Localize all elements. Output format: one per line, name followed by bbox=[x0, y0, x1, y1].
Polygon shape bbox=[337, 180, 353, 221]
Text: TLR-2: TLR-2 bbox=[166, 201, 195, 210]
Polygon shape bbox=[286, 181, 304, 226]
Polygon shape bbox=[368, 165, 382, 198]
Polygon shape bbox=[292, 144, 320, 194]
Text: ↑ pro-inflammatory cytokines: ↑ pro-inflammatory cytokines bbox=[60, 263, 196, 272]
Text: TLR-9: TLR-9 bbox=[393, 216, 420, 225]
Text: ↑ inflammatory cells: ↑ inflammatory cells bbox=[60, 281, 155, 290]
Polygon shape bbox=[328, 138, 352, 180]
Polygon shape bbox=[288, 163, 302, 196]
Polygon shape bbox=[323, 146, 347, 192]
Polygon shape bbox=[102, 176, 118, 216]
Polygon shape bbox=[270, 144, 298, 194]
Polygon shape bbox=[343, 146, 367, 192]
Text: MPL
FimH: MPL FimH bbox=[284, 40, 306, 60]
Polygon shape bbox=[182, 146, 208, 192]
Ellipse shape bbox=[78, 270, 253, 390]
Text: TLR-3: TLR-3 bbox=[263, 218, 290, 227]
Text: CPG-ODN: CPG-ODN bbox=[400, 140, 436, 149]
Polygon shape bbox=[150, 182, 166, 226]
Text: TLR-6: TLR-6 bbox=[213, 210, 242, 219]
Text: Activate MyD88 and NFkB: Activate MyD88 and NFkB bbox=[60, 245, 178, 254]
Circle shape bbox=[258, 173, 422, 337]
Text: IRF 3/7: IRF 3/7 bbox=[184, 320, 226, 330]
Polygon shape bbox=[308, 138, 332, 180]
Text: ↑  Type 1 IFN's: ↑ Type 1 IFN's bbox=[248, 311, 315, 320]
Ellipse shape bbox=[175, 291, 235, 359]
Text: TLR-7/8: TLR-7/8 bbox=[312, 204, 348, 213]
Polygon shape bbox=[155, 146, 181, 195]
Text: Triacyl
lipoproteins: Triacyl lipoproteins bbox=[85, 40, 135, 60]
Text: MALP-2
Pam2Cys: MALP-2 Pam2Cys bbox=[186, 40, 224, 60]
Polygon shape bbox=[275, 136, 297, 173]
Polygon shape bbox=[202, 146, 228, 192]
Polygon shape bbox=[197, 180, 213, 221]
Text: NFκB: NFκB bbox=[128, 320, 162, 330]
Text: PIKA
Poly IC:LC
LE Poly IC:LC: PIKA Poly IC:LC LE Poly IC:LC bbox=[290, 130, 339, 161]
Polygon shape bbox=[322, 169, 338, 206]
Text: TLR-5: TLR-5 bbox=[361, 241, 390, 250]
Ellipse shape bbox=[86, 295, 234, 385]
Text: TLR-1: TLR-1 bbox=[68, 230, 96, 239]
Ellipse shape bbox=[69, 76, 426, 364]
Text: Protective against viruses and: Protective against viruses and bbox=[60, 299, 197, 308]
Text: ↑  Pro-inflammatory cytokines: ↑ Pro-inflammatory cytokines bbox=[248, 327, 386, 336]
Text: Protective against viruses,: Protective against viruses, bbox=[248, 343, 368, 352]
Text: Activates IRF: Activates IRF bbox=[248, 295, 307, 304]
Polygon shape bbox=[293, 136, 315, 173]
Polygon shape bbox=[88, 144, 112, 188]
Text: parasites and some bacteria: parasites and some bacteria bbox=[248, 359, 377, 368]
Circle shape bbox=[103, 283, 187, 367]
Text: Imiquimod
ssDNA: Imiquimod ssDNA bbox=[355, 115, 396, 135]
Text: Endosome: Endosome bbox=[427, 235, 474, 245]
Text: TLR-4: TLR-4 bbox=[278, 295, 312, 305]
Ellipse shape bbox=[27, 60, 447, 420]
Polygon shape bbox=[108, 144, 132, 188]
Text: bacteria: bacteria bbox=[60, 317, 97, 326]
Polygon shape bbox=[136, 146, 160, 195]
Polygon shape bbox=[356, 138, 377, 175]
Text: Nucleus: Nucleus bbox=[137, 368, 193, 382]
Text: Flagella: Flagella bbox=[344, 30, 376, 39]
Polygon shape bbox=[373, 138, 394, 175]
__________________________________________________
From the listing above, copy out each line where the word "viruses" appears.

ANSWER SECTION
Text: Protective against viruses and: Protective against viruses and bbox=[60, 299, 197, 308]
Text: Protective against viruses,: Protective against viruses, bbox=[248, 343, 368, 352]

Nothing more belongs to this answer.